=== Text to read ===
*-*-*

The cloister of the church of Santa Maria della Sanità houses a curious baroque-inspired painting in which the Argentine soccer star appears with his arms raised toward the heavens

Lorenzo Calonge
Artist Elvis Spadoni’s painting 'Diego,' which hangs in the cloister of the church of Santa Maria della Sanità in Naples, Italy.
Artist Elvis Spadoni’s painting 'Diego,' which hangs in the cloister of the church of Santa Maria della Sanità in Naples, Italy.

The faded streets of Naples are full of religious chapels and memories of Diego Armando Maradona. Every 100 meters, there’s a virgin and two images of the Argentine soccer star, the myth that allowed the city to take revenge on its nemesis, northern Italy. But there is a hidden and little-known corner that unites religion and soccer, consecrating the divine essence of the fallen soccer genius (Maradona died in 2020 at the age of 60). His image appears in a place as sacred as the cloister of the Basilica of Santa Maria della Sanità church (better known as San Vincenzo, after St. Vincent Ferrer). There, above the San Gaudioso catacombs, hangs a curious Baroque-inspired painting in which Pelusa (one of Maradona’s nicknames, “the fuzz”) is depicted with his arms raised toward heaven, like a messiah. Indeed, that is what he represents for the people of Naples.

“We liked [the idea of] putting it there because the spirit of the work is situated on the border between what is religious and what is treated as such,” the 44-year-old artist Elvis Spadoni who painted it explains to this newspaper. He avoided displaying his painting inside a church, he notes, but the cloister belongs to the parish, and he had to negotiate it with the priest beforehand.

This Tuesday morning, the curiosity of this oil painting — which is 1.90 meters (about 6 feet) wide by 2.70 meters (just shy of 9 feet) high — was completed by several elderly locals, who come every day to the base of the artwork just to sit on a plastic chair and watch the day go by. “Maradona was a miracle for us. He was our revenge against the north,” 73-year-old Giuseppe says with a smile. He also complained that Italian public television does not show the Napoli-Real Madrid match at night, so he must go to a bar to watch it.

*-*-*

=== Goals ===
1. Replace "messiah" with "prophet" in everything from "The faded streets" down to "people of Naples." in the article about the Maradona painting, and write out that passage.
2. Please extend the article about the Maradona painting beyond its final sentence.
The data that comes next has no part in this work.

=== Material provided ===
*-*-*

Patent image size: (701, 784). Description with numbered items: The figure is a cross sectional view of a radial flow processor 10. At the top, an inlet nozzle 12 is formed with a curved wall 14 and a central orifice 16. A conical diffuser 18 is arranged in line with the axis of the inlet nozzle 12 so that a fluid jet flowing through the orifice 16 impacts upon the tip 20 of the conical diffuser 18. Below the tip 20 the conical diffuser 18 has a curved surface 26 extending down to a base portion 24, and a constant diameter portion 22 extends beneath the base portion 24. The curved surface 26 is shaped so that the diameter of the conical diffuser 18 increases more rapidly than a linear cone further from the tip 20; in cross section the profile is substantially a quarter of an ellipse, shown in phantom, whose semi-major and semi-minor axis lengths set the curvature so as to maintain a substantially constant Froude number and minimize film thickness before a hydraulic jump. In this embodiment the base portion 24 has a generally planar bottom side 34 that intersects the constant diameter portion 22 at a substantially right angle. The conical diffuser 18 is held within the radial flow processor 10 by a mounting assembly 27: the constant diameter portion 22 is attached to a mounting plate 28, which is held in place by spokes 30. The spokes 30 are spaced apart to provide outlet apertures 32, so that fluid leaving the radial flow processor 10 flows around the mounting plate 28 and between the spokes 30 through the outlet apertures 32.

*-*-*

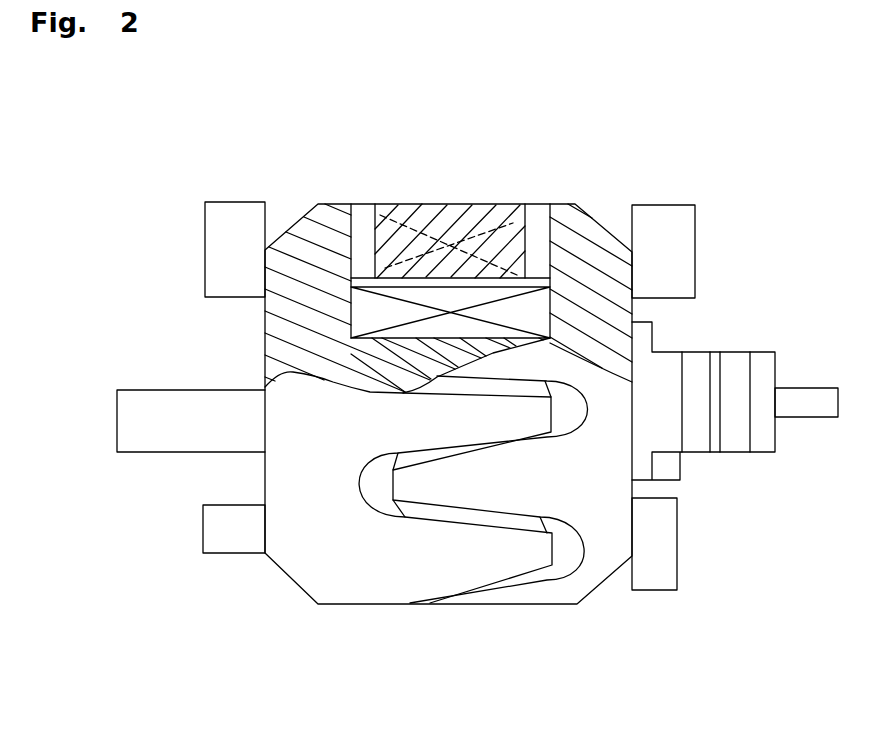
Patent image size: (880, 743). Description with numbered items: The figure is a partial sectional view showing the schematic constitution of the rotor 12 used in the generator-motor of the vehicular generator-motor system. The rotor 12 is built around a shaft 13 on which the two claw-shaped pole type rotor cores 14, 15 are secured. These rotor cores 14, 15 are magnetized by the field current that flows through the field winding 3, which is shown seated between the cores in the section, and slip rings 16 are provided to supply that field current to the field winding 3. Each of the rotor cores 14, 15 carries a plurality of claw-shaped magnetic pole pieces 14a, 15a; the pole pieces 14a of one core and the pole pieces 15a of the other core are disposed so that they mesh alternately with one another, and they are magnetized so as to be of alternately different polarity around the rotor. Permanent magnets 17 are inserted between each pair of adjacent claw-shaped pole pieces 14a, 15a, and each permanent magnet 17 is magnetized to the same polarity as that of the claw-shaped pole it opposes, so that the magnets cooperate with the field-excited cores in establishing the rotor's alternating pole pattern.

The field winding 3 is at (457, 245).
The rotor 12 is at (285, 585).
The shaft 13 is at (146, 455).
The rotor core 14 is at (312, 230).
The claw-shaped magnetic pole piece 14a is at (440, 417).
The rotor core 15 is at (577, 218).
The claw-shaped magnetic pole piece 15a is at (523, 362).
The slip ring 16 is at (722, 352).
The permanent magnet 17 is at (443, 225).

*-*-*

=== Answers for the tasks ===
1.
The faded streets of Naples are full of religious chapels and memories of Diego Armando Maradona. Every 100 meters, there’s a virgin and two images of the Argentine soccer star, the myth that allowed the city to take revenge on its nemesis, northern Italy. But there is a hidden and little-known corner that unites religion and soccer, consecrating the divine essence of the fallen soccer genius (Maradona died in 2020 at the age of 60). His image appears in a place as sacred as the cloister of the Basilica of Santa Maria della Sanità church (better known as San Vincenzo, after St. Vincent Ferrer). There, above the San Gaudioso catacombs, hangs a curious Baroque-inspired painting in which Pelusa (one of Maradona’s nicknames, “the fuzz”) is depicted with his arms raised toward heaven, like a prophet. Indeed, that is what he represents for the people of Naples.

2.
As an employee at the catacombs’ tourist office explains, not many tourists or fans of the former player travel there and the painting has not been overly promoted, either. A few steps from the painting, the church’s nativity scene has a figurine of Maradona kicking a pumpkin. Everything revolves around Diego Maradona.

The cloister of the church, with the painting in the background.
The cloister of the church, with the painting in the background.Elvis Spadoni

Spadoni, an artist who makes works of sacred art, got the idea for the painting, titled Diego, when he saw an image of the soccer legend celebrating an Argentine goal in the 2018 World Cup. The goal took place in Argentina’s 2-1 win over Nigeria, which secured the former a spot in the round of 16. That afternoon, Maradona experienced the gamut of emotional states, always in excessive fashion: he lifted his shirt and showed his belly, fell asleep in his box, gave combs to the crowd and struck the pose that Spadoni immortalized.

“The photo looked like a baroque painting, so I transformed it as if it were an altarpiece with the scene of a saint looking at the sky and the divine light, surrounded by his devotees. To achieve that, I used colors similar to the palette of the Baroque period,” the artist explains, adding that the work also has “a playful point.” “Once [it was] painted, I wanted to take [the painting of Maradona] to Naples, because he is considered the patron saint there. The Sanità neighborhood was suggested to me, because of the priest Antonio Loffredo and the cooperative linked to the catacombs, which is very active in the cultural field. I wrote to Father Antonio, and he loved the idea of exhibiting the painting,” says Spadoni.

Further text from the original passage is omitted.